Records supplied =>
------------

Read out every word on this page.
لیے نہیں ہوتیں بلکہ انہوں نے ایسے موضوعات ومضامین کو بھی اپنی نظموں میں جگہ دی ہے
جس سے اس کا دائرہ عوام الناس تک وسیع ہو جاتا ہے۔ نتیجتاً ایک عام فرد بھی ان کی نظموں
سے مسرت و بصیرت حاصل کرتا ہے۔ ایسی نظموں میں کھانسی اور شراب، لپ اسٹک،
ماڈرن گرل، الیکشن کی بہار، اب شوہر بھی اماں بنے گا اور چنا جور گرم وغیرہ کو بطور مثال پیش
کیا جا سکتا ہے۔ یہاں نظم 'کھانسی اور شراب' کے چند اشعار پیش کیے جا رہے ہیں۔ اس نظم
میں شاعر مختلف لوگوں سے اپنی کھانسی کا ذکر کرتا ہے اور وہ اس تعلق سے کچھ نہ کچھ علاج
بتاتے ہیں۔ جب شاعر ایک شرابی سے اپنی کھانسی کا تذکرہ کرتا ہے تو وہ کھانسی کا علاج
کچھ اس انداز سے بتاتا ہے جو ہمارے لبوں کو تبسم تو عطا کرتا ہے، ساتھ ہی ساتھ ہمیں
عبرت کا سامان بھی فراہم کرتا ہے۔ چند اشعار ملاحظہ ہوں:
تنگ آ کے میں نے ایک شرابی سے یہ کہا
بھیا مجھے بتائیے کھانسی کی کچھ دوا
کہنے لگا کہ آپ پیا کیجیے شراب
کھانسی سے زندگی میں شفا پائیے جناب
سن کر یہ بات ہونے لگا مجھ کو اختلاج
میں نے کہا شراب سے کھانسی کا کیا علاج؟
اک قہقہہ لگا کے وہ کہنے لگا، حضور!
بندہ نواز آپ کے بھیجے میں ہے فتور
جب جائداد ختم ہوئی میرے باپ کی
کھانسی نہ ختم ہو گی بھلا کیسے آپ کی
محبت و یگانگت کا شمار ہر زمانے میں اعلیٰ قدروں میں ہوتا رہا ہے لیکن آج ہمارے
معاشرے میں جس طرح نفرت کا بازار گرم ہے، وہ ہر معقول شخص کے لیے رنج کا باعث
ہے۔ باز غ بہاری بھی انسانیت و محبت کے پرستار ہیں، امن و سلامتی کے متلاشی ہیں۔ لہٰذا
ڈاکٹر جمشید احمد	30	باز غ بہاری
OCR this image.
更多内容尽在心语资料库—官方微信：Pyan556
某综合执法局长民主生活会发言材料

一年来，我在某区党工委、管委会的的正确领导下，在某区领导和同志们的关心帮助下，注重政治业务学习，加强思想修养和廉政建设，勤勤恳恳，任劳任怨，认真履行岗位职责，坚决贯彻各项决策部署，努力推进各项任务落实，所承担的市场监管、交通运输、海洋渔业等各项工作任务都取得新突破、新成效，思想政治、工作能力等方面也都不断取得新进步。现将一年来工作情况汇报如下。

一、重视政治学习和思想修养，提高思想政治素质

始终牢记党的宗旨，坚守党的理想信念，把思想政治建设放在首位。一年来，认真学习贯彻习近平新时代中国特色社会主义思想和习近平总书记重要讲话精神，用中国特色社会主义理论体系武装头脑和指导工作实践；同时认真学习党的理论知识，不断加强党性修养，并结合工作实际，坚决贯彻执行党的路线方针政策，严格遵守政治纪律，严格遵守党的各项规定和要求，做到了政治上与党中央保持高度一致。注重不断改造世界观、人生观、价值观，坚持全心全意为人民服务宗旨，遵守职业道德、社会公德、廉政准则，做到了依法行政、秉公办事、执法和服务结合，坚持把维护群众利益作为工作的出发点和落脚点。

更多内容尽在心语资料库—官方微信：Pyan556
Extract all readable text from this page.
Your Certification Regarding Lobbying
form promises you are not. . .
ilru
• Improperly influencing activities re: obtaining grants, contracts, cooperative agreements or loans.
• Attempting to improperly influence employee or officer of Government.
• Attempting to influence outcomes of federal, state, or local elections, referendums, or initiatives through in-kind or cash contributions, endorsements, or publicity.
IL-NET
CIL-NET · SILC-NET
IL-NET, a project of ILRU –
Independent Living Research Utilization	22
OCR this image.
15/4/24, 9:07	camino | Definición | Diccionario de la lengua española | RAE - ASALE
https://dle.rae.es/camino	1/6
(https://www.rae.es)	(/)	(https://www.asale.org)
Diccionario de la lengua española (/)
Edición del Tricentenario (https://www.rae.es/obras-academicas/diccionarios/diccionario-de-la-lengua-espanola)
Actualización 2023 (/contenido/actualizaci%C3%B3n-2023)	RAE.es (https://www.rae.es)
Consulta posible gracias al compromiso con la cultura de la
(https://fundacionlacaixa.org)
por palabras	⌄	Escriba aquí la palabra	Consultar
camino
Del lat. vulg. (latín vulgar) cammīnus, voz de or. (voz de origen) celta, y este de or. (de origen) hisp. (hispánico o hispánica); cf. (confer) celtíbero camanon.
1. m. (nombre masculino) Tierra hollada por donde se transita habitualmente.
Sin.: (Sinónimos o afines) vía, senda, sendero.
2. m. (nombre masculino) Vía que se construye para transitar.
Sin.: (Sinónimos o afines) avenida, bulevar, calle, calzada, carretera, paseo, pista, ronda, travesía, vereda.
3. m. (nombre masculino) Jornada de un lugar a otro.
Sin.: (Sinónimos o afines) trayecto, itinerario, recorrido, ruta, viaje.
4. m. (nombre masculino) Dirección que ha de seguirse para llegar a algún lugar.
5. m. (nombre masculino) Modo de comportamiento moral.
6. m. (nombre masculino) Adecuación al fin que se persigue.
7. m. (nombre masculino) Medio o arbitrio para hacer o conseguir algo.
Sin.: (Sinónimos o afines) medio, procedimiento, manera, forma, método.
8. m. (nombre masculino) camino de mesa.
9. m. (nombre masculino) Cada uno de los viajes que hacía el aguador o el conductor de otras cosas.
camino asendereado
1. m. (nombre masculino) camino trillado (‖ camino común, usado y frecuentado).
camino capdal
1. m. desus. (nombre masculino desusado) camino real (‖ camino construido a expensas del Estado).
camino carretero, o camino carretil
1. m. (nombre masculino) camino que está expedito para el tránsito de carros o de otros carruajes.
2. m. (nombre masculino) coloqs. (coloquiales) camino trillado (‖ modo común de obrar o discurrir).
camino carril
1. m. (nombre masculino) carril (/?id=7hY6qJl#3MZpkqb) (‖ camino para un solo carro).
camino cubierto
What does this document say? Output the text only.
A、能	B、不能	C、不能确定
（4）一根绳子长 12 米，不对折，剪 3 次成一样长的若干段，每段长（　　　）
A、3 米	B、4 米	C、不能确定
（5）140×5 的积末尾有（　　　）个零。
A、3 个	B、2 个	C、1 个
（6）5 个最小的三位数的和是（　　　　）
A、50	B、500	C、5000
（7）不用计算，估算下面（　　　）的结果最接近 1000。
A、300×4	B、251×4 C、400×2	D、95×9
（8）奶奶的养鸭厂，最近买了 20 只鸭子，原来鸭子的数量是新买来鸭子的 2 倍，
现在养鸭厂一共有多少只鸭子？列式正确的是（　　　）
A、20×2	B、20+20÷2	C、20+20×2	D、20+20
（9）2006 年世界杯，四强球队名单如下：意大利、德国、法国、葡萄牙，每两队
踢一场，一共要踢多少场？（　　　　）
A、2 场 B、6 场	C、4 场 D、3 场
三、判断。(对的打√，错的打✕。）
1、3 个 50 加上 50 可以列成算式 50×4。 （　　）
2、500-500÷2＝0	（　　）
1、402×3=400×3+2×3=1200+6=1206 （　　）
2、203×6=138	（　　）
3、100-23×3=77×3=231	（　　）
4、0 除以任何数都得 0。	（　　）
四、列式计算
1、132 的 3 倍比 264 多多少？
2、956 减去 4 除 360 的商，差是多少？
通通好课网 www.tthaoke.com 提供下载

------------

Job =>
Search the data for the string "علاج". List each line that has it.

In response =>
میں شاعر مختلف لوگوں سے اپنی کھانسی کا ذکر کرتا ہے اور وہ اس تعلق سے کچھ نہ کچھ علاج
بتاتے ہیں۔ جب شاعر ایک شرابی سے اپنی کھانسی کا تذکرہ کرتا ہے تو وہ کھانسی کا علاج
میں نے کہا شراب سے کھانسی کا کیا علاج؟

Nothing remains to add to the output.